■ **Stated problem**
Exactly reproduce each entry, leaving out nothing.

Collected data
____

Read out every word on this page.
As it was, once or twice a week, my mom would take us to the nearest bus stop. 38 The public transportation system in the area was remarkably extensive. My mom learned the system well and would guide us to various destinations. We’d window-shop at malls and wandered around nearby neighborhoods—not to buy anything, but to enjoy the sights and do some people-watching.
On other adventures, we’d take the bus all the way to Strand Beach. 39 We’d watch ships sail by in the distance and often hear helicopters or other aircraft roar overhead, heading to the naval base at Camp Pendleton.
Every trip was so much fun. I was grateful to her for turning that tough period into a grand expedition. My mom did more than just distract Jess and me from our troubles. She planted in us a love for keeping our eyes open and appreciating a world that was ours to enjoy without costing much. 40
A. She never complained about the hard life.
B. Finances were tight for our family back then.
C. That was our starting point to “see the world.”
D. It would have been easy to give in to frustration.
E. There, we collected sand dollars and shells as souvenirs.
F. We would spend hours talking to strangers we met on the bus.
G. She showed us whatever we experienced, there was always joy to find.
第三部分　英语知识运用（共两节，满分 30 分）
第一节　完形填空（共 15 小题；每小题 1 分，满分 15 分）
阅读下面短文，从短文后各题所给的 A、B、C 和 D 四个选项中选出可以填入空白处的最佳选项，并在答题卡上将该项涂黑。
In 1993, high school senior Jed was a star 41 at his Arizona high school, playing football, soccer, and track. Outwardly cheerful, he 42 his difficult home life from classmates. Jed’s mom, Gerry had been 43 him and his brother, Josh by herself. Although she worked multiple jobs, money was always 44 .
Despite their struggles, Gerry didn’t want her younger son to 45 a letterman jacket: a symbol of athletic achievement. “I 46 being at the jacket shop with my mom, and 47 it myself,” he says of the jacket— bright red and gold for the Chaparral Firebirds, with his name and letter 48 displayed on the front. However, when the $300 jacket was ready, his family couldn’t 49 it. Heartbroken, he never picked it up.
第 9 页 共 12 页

____

■ **Solution for this problem**
Read out every word on this page.
As it was, once or twice a week, my mom would take us to the nearest bus stop. 38 The public transportation system in the area was remarkably extensive. My mom learned the system well and would guide us to various destinations. We’d window-shop at malls and wandered around nearby neighborhoods—not to buy anything, but to enjoy the sights and do some people-watching.
On other adventures, we’d take the bus all the way to Strand Beach. 39 We’d watch ships sail by in the distance and often hear helicopters or other aircraft roar overhead, heading to the naval base at Camp Pendleton.
Every trip was so much fun. I was grateful to her for turning that tough period into a grand expedition. My mom did more than just distract Jess and me from our troubles. She planted in us a love for keeping our eyes open and appreciating a world that was ours to enjoy without costing much. 40
A. She never complained about the hard life.
B. Finances were tight for our family back then.
C. That was our starting point to “see the world.”
D. It would have been easy to give in to frustration.
E. There, we collected sand dollars and shells as souvenirs.
F. We would spend hours talking to strangers we met on the bus.
G. She showed us whatever we experienced, there was always joy to find.
第三部分　英语知识运用（共两节，满分 30 分）
第一节　完形填空（共 15 小题；每小题 1 分，满分 15 分）
阅读下面短文，从短文后各题所给的 A、B、C 和 D 四个选项中选出可以填入空白处的最佳选项，并在答题卡上将该项涂黑。
In 1993, high school senior Jed was a star 41 at his Arizona high school, playing football, soccer, and track. Outwardly cheerful, he 42 his difficult home life from classmates. Jed’s mom, Gerry had been 43 him and his brother, Josh by herself. Although she worked multiple jobs, money was always 44 .
Despite their struggles, Gerry didn’t want her younger son to 45 a letterman jacket: a symbol of athletic achievement. “I 46 being at the jacket shop with my mom, and 47 it myself,” he says of the jacket— bright red and gold for the Chaparral Firebirds, with his name and letter 48 displayed on the front. However, when the $300 jacket was ready, his family couldn’t 49 it. Heartbroken, he never picked it up.
第 9 页 共 12 页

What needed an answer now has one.